What is required:
Quote the data below in full, please, without altering anything.

Given records:
|---|
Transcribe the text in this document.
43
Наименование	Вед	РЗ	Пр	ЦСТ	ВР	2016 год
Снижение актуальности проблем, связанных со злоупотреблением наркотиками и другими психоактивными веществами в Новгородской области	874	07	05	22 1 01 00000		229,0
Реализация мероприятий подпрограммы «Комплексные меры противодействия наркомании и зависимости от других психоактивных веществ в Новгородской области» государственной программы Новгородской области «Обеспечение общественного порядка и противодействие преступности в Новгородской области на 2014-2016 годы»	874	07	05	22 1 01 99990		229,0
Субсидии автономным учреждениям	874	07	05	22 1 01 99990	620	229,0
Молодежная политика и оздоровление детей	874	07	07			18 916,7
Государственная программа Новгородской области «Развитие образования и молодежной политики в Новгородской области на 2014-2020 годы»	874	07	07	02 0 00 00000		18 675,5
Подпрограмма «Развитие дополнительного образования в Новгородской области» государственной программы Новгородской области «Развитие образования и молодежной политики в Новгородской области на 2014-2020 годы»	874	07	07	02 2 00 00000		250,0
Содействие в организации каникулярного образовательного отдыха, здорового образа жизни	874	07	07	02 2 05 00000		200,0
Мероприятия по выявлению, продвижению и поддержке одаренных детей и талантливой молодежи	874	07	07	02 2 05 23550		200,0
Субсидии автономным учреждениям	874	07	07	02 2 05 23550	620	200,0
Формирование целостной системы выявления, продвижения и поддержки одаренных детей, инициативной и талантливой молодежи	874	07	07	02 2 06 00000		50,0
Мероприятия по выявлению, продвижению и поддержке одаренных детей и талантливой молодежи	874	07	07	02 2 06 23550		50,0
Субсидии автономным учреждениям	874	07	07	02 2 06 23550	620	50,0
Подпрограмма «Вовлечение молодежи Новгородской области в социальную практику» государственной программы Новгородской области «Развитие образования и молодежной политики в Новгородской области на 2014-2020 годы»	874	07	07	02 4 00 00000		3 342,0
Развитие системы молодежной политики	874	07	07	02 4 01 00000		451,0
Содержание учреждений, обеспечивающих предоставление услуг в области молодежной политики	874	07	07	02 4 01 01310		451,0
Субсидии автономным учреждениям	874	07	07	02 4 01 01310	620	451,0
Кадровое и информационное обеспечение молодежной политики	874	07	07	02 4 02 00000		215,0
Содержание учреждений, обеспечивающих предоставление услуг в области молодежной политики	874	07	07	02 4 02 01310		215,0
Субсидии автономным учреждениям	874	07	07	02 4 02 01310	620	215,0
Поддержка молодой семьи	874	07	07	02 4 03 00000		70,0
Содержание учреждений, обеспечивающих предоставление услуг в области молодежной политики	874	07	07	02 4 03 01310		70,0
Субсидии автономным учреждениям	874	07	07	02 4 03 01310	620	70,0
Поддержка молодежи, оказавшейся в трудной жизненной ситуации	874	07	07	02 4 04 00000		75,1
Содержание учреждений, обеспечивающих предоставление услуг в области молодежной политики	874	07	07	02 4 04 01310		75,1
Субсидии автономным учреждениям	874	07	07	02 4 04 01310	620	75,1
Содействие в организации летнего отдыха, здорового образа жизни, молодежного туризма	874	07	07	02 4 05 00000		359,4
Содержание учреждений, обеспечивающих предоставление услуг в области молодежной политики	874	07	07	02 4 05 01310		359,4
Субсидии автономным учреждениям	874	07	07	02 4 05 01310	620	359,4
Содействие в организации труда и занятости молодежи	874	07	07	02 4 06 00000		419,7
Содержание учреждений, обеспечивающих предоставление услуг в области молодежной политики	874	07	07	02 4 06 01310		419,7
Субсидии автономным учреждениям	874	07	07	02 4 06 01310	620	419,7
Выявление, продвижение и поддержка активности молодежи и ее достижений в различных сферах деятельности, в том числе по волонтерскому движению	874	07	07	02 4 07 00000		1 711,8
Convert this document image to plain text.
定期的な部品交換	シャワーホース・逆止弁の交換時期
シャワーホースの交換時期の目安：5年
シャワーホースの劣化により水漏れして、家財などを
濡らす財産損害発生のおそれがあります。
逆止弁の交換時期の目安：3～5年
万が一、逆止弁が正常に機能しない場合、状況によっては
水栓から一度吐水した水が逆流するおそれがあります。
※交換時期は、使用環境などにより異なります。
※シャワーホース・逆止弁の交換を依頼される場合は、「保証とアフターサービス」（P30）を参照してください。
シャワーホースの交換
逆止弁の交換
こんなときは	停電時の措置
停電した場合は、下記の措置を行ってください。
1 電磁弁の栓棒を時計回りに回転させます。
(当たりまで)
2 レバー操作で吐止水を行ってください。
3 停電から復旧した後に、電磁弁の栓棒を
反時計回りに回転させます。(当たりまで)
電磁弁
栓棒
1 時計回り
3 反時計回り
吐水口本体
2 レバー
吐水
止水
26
|---|
Output for this exercise:
Transcribe the text in this document.
43
Наименование	Вед	РЗ	Пр	ЦСТ	ВР	2016 год
Снижение актуальности проблем, связанных со злоупотреблением наркотиками и другими психоактивными веществами в Новгородской области	874	07	05	22 1 01 00000		229,0
Реализация мероприятий подпрограммы «Комплексные меры противодействия наркомании и зависимости от других психоактивных веществ в Новгородской области» государственной программы Новгородской области «Обеспечение общественного порядка и противодействие преступности в Новгородской области на 2014-2016 годы»	874	07	05	22 1 01 99990		229,0
Субсидии автономным учреждениям	874	07	05	22 1 01 99990	620	229,0
Молодежная политика и оздоровление детей	874	07	07			18 916,7
Государственная программа Новгородской области «Развитие образования и молодежной политики в Новгородской области на 2014-2020 годы»	874	07	07	02 0 00 00000		18 675,5
Подпрограмма «Развитие дополнительного образования в Новгородской области» государственной программы Новгородской области «Развитие образования и молодежной политики в Новгородской области на 2014-2020 годы»	874	07	07	02 2 00 00000		250,0
Содействие в организации каникулярного образовательного отдыха, здорового образа жизни	874	07	07	02 2 05 00000		200,0
Мероприятия по выявлению, продвижению и поддержке одаренных детей и талантливой молодежи	874	07	07	02 2 05 23550		200,0
Субсидии автономным учреждениям	874	07	07	02 2 05 23550	620	200,0
Формирование целостной системы выявления, продвижения и поддержки одаренных детей, инициативной и талантливой молодежи	874	07	07	02 2 06 00000		50,0
Мероприятия по выявлению, продвижению и поддержке одаренных детей и талантливой молодежи	874	07	07	02 2 06 23550		50,0
Субсидии автономным учреждениям	874	07	07	02 2 06 23550	620	50,0
Подпрограмма «Вовлечение молодежи Новгородской области в социальную практику» государственной программы Новгородской области «Развитие образования и молодежной политики в Новгородской области на 2014-2020 годы»	874	07	07	02 4 00 00000		3 342,0
Развитие системы молодежной политики	874	07	07	02 4 01 00000		451,0
Содержание учреждений, обеспечивающих предоставление услуг в области молодежной политики	874	07	07	02 4 01 01310		451,0
Субсидии автономным учреждениям	874	07	07	02 4 01 01310	620	451,0
Кадровое и информационное обеспечение молодежной политики	874	07	07	02 4 02 00000		215,0
Содержание учреждений, обеспечивающих предоставление услуг в области молодежной политики	874	07	07	02 4 02 01310		215,0
Субсидии автономным учреждениям	874	07	07	02 4 02 01310	620	215,0
Поддержка молодой семьи	874	07	07	02 4 03 00000		70,0
Содержание учреждений, обеспечивающих предоставление услуг в области молодежной политики	874	07	07	02 4 03 01310		70,0
Субсидии автономным учреждениям	874	07	07	02 4 03 01310	620	70,0
Поддержка молодежи, оказавшейся в трудной жизненной ситуации	874	07	07	02 4 04 00000		75,1
Содержание учреждений, обеспечивающих предоставление услуг в области молодежной политики	874	07	07	02 4 04 01310		75,1
Субсидии автономным учреждениям	874	07	07	02 4 04 01310	620	75,1
Содействие в организации летнего отдыха, здорового образа жизни, молодежного туризма	874	07	07	02 4 05 00000		359,4
Содержание учреждений, обеспечивающих предоставление услуг в области молодежной политики	874	07	07	02 4 05 01310		359,4
Субсидии автономным учреждениям	874	07	07	02 4 05 01310	620	359,4
Содействие в организации труда и занятости молодежи	874	07	07	02 4 06 00000		419,7
Содержание учреждений, обеспечивающих предоставление услуг в области молодежной политики	874	07	07	02 4 06 01310		419,7
Субсидии автономным учреждениям	874	07	07	02 4 06 01310	620	419,7
Выявление, продвижение и поддержка активности молодежи и ее достижений в различных сферах деятельности, в том числе по волонтерскому движению	874	07	07	02 4 07 00000		1 711,8
Convert this document image to plain text.
定期的な部品交換	シャワーホース・逆止弁の交換時期
シャワーホースの交換時期の目安：5年
シャワーホースの劣化により水漏れして、家財などを
濡らす財産損害発生のおそれがあります。
逆止弁の交換時期の目安：3～5年
万が一、逆止弁が正常に機能しない場合、状況によっては
水栓から一度吐水した水が逆流するおそれがあります。
※交換時期は、使用環境などにより異なります。
※シャワーホース・逆止弁の交換を依頼される場合は、「保証とアフターサービス」（P30）を参照してください。
シャワーホースの交換
逆止弁の交換
こんなときは	停電時の措置
停電した場合は、下記の措置を行ってください。
1 電磁弁の栓棒を時計回りに回転させます。
(当たりまで)
2 レバー操作で吐止水を行ってください。
3 停電から復旧した後に、電磁弁の栓棒を
反時計回りに回転させます。(当たりまで)
電磁弁
栓棒
1 時計回り
3 反時計回り
吐水口本体
2 レバー
吐水
止水
26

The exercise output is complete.